— start of Material provided —
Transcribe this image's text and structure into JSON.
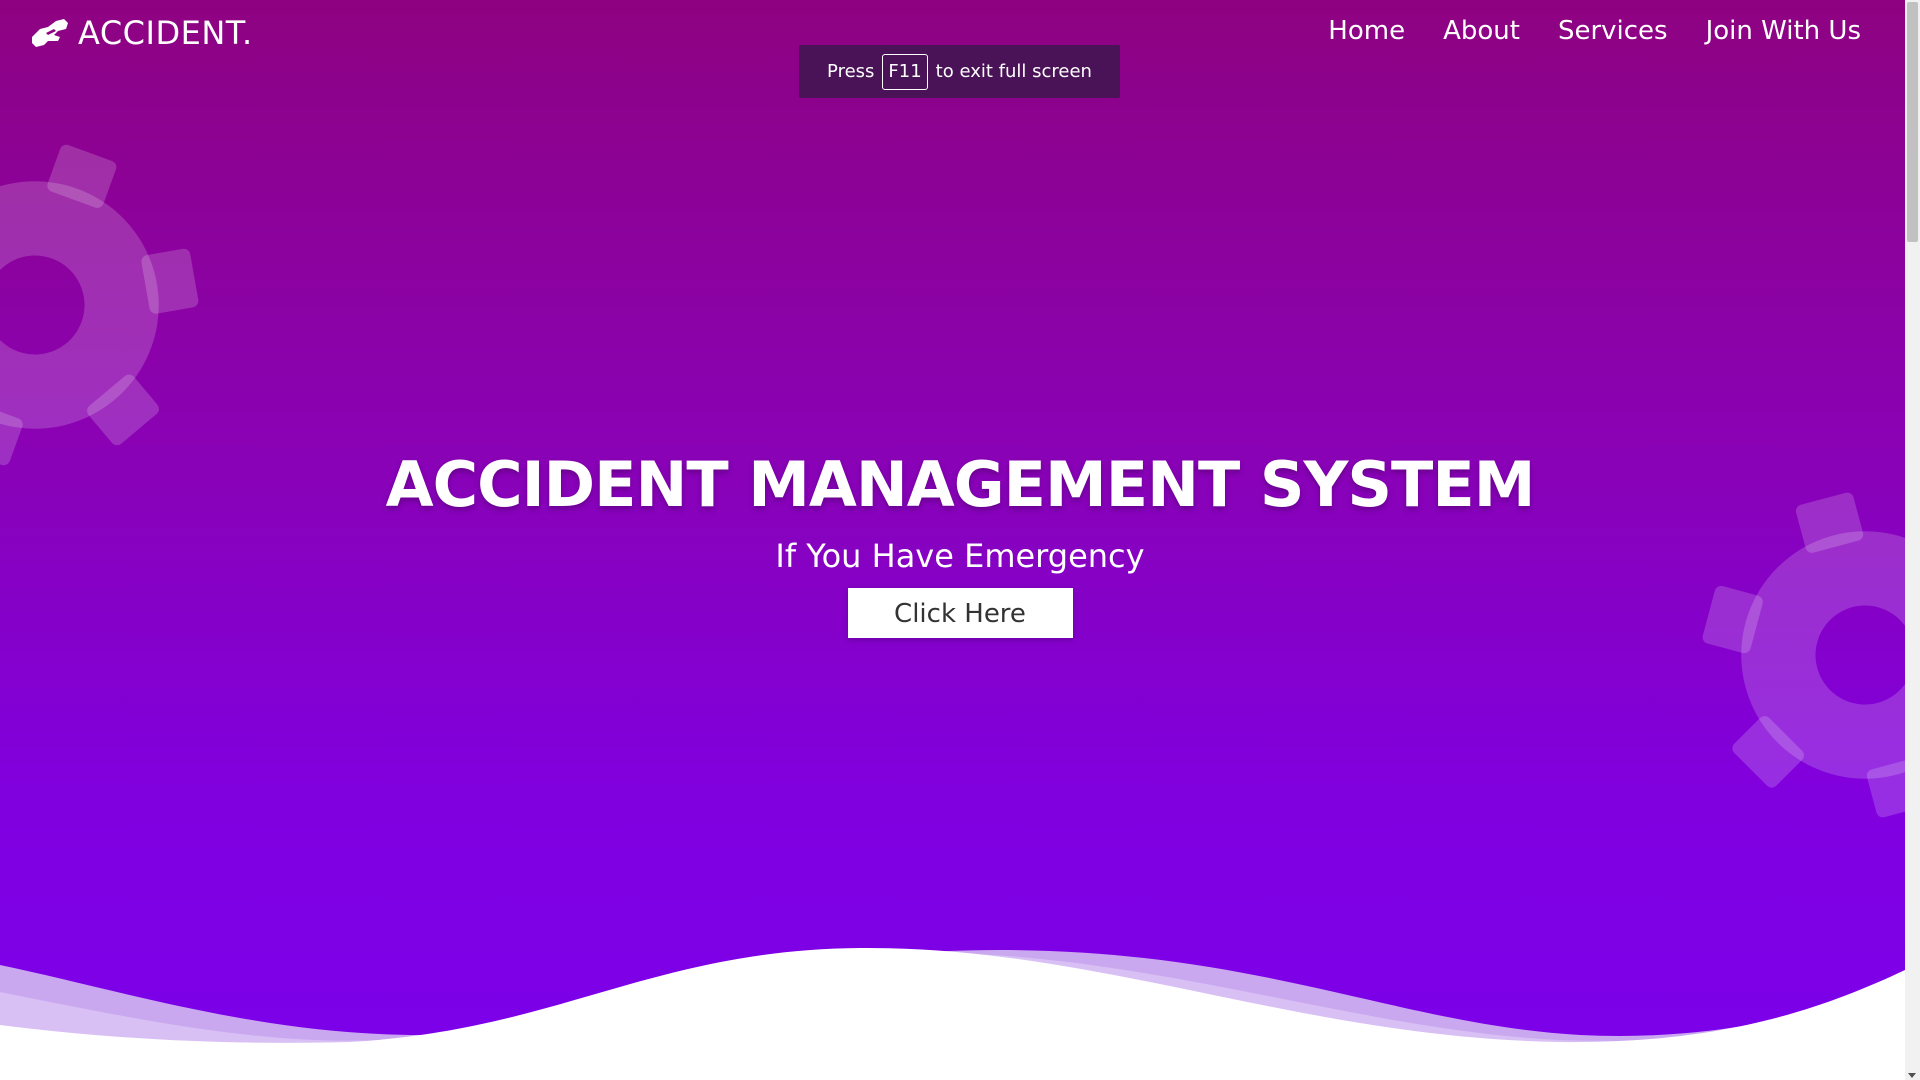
{
  "header": {
    "logo_text": "ACCIDENT.",
    "logo_icon": "handshake-icon",
    "nav": [
      {
        "label": "Home"
      },
      {
        "label": "About"
      },
      {
        "label": "Services"
      },
      {
        "label": "Join With Us"
      }
    ]
  },
  "fullscreen_notice": {
    "prefix": "Press",
    "key": "F11",
    "suffix": "to exit full screen"
  },
  "hero": {
    "title": "ACCIDENT MANAGEMENT SYSTEM",
    "subtitle": "If You Have Emergency",
    "cta_label": "Click Here",
    "decorations": [
      "gear-icon",
      "gear-icon"
    ]
  },
  "colors": {
    "gradient_top": "#8e0281",
    "gradient_bottom": "#7b00ea",
    "wave_light": "#c9a8f0",
    "text": "#ffffff",
    "cta_bg": "#ffffff",
    "cta_text": "#333333"
  }
}
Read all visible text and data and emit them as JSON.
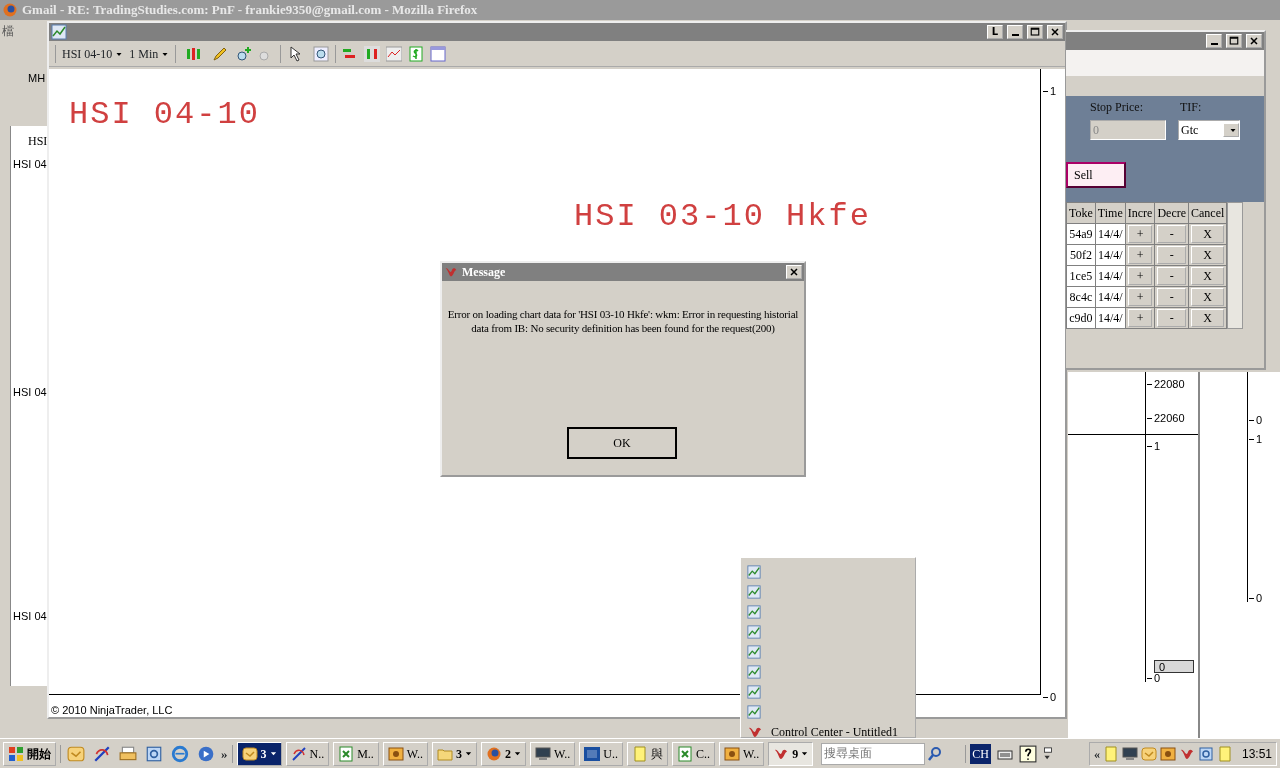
— end of Material provided —
■ **Stated goal**:
Repeat all of the records verbatim, leaving out the pictures.

■ **Solution**:
Transcribe this image's text and structure into JSON.
{
  "header": {
    "logo_text": "ACCIDENT.",
    "logo_icon": "handshake-icon",
    "nav": [
      {
        "label": "Home"
      },
      {
        "label": "About"
      },
      {
        "label": "Services"
      },
      {
        "label": "Join With Us"
      }
    ]
  },
  "fullscreen_notice": {
    "prefix": "Press",
    "key": "F11",
    "suffix": "to exit full screen"
  },
  "hero": {
    "title": "ACCIDENT MANAGEMENT SYSTEM",
    "subtitle": "If You Have Emergency",
    "cta_label": "Click Here",
    "decorations": [
      "gear-icon",
      "gear-icon"
    ]
  },
  "colors": {
    "gradient_top": "#8e0281",
    "gradient_bottom": "#7b00ea",
    "wave_light": "#c9a8f0",
    "text": "#ffffff",
    "cta_bg": "#ffffff",
    "cta_text": "#333333"
  }
}
Read all visible text and data and emit them as JSON.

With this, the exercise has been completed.